AIM OF THE TASK — Your answer is a single number: how many lines hold the word "сведений"?

DATASET —

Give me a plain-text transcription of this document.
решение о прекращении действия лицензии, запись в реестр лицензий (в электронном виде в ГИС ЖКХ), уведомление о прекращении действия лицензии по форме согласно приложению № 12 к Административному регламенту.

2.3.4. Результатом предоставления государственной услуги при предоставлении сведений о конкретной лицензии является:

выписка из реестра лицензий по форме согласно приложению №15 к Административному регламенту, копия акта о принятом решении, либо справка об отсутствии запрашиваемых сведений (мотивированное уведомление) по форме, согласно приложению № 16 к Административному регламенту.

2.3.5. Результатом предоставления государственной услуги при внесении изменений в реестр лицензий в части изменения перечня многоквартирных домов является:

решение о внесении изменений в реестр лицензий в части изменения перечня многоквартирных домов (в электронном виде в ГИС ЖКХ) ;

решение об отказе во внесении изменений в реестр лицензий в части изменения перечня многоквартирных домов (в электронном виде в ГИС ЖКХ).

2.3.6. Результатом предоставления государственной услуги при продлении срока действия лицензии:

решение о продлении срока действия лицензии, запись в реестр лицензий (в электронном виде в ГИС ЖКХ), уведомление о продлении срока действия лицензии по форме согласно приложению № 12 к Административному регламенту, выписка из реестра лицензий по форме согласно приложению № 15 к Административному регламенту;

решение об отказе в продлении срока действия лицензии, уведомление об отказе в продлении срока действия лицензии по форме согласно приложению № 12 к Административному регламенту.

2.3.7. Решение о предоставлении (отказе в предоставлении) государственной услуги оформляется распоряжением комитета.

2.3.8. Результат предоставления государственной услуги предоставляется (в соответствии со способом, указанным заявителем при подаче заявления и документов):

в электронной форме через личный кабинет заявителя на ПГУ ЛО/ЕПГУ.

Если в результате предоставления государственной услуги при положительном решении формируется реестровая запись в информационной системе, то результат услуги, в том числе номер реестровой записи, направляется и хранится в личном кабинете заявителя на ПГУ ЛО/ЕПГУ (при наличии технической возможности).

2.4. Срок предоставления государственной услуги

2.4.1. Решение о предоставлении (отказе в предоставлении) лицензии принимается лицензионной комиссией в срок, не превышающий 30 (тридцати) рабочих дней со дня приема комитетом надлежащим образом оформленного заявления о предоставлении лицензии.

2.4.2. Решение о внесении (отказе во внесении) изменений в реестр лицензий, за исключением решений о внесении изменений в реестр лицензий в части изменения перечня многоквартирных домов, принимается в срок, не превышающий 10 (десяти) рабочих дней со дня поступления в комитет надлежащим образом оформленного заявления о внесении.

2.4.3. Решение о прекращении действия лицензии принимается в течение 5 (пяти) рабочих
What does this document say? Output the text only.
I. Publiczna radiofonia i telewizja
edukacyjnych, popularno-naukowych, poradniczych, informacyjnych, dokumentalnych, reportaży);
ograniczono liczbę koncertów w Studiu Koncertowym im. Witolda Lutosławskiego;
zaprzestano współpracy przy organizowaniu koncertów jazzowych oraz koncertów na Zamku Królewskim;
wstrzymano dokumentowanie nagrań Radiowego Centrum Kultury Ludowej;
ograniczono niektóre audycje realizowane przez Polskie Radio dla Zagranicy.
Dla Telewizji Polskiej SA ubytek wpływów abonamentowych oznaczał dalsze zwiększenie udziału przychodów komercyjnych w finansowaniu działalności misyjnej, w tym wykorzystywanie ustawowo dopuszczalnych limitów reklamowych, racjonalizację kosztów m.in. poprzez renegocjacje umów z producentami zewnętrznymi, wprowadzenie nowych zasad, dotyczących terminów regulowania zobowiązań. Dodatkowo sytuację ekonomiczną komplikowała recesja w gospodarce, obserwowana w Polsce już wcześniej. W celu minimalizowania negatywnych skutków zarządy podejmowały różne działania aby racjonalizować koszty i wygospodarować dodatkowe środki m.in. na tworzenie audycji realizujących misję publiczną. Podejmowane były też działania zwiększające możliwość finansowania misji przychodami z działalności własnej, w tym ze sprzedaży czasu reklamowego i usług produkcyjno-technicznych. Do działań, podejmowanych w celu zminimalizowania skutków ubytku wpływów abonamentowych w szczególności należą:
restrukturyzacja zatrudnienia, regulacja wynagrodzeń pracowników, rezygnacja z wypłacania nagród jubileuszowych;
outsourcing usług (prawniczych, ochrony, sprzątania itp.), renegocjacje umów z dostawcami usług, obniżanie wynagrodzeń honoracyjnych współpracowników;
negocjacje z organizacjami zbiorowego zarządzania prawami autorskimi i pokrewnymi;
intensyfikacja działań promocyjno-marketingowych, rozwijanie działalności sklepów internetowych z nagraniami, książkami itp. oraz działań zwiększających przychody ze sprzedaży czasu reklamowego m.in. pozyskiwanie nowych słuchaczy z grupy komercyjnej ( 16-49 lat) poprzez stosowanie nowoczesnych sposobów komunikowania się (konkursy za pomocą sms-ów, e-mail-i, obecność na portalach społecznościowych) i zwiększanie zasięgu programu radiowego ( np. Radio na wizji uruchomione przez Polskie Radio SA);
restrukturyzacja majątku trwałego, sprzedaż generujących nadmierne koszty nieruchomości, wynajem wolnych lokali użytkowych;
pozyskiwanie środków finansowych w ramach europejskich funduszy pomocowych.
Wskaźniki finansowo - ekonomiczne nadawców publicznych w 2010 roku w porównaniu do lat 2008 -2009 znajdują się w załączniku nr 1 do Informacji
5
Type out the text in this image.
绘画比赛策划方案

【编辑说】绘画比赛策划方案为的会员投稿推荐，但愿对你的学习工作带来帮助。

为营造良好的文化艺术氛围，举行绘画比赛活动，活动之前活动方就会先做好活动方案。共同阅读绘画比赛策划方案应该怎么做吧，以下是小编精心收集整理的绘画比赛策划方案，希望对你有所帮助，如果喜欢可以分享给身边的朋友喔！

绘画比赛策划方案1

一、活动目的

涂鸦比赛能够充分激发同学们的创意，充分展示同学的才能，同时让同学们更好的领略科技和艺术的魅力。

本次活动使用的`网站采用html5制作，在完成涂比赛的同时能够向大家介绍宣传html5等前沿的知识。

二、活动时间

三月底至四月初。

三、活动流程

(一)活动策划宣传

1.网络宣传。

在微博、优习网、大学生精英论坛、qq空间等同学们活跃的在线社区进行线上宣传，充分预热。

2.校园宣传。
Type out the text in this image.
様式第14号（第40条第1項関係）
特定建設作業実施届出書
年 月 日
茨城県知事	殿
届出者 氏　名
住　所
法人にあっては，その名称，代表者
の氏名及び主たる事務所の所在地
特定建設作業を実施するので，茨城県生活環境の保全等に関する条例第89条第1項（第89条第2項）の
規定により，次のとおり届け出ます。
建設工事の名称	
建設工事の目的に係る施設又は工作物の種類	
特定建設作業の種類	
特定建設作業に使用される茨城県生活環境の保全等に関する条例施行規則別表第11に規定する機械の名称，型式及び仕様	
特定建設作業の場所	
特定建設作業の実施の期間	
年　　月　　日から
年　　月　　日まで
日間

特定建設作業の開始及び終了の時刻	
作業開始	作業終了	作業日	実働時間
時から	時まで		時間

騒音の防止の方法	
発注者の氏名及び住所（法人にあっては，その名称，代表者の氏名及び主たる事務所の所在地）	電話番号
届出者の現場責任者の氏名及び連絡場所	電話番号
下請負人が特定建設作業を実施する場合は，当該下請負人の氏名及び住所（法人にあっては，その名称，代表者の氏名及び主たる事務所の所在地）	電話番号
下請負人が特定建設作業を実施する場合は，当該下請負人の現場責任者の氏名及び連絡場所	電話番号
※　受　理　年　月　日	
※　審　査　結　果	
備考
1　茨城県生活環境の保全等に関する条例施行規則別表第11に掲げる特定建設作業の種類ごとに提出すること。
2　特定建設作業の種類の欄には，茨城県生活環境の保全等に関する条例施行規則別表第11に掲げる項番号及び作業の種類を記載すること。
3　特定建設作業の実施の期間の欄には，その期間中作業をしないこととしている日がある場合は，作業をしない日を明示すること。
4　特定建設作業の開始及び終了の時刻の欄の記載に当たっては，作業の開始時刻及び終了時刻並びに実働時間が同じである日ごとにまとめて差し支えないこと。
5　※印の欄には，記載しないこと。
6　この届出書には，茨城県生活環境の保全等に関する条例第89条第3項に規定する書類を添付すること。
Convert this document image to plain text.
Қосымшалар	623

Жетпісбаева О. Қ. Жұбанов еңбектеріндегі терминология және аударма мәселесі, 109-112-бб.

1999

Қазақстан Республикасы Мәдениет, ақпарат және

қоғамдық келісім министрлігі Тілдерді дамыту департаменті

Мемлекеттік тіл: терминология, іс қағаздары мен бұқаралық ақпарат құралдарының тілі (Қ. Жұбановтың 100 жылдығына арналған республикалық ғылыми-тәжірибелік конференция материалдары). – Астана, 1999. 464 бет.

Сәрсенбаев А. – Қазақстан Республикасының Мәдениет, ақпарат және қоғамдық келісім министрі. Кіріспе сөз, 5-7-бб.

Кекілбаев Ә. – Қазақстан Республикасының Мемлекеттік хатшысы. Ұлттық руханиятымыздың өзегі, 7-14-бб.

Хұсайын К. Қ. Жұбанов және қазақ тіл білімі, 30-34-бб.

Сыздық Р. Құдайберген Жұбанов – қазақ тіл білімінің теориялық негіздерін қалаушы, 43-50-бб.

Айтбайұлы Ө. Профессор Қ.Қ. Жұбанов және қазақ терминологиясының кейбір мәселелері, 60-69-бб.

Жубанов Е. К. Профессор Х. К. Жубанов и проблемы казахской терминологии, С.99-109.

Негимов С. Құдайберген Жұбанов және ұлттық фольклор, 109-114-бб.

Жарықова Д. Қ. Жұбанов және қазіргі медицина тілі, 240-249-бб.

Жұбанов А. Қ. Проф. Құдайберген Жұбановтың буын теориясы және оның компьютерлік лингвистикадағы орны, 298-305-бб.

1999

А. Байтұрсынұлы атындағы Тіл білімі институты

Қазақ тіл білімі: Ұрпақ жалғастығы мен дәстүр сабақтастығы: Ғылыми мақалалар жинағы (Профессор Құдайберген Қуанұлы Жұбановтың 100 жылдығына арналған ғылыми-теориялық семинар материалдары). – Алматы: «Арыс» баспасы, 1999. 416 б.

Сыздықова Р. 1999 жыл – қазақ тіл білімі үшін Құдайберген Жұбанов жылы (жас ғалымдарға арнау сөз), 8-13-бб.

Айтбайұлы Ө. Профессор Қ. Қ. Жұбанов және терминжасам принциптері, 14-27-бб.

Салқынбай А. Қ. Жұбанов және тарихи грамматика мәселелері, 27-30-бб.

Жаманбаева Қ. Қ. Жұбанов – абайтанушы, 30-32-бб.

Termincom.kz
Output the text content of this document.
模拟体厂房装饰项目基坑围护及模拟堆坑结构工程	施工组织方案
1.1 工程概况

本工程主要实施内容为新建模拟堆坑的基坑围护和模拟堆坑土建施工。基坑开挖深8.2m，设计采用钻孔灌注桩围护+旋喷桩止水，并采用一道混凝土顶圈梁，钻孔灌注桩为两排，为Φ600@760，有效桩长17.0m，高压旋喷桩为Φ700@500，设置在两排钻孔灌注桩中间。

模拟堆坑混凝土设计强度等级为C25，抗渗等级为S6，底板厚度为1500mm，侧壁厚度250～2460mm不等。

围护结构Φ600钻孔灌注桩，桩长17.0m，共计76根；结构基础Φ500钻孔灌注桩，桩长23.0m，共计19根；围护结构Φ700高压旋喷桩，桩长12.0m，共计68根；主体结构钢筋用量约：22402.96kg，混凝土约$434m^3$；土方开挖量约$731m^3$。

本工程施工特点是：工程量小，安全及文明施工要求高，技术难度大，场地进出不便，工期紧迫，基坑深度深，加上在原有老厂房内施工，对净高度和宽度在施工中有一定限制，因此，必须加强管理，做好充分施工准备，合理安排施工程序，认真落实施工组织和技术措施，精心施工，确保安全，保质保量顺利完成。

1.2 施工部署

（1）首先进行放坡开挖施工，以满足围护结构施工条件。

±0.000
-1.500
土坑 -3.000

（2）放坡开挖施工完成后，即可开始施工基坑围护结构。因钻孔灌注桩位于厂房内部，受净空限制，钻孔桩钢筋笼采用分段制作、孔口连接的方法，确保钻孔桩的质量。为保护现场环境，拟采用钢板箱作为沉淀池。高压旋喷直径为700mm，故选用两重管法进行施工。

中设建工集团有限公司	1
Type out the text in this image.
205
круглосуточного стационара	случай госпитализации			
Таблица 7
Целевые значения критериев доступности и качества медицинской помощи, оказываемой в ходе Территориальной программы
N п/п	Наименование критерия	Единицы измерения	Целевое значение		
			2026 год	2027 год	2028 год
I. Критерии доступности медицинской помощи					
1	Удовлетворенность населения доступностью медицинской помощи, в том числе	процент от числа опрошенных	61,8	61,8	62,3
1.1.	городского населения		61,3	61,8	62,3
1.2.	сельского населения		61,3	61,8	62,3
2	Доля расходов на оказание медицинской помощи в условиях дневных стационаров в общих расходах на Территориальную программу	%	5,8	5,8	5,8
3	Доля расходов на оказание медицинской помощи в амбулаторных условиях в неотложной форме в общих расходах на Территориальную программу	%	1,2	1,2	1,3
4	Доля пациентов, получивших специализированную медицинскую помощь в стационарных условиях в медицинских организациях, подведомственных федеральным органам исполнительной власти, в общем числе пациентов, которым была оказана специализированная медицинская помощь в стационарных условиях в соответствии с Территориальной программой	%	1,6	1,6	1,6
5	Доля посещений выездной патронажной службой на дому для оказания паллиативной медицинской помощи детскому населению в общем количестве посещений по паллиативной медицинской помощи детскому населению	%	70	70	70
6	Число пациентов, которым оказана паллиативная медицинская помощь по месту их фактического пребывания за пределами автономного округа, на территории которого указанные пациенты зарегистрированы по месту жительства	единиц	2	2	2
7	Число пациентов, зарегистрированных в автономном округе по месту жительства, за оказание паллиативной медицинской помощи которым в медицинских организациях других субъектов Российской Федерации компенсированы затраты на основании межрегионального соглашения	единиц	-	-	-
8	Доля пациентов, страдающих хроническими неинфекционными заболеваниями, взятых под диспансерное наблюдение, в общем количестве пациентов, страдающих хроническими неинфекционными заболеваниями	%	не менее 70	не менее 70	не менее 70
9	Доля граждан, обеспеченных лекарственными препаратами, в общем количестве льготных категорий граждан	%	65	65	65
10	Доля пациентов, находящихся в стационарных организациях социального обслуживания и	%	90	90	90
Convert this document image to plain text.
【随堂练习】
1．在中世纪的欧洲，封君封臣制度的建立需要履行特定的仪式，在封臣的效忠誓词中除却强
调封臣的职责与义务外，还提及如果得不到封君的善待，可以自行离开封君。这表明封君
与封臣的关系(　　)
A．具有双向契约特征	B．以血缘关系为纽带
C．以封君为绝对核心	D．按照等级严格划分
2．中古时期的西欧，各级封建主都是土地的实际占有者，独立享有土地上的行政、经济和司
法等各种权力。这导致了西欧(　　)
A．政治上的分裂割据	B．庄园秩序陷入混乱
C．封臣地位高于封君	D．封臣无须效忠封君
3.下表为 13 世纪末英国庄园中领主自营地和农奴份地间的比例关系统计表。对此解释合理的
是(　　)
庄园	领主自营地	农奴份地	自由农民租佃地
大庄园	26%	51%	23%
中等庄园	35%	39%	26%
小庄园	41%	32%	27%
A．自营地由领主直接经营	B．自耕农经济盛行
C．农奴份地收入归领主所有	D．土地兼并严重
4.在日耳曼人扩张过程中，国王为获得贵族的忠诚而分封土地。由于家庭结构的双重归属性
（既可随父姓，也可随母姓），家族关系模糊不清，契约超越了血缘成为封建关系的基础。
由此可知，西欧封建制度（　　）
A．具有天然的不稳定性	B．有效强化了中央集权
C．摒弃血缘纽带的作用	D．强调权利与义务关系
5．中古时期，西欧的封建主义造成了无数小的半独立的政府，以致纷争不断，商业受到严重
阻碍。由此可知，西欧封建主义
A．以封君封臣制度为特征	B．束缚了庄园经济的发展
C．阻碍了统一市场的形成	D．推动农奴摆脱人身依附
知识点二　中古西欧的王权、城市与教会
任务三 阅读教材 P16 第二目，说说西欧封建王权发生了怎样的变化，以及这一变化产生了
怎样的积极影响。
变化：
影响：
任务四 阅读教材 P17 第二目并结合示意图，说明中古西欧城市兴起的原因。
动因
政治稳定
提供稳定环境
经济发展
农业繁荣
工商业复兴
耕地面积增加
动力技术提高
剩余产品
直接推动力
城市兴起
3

RESPONSE TO THIS EXERCISE — 2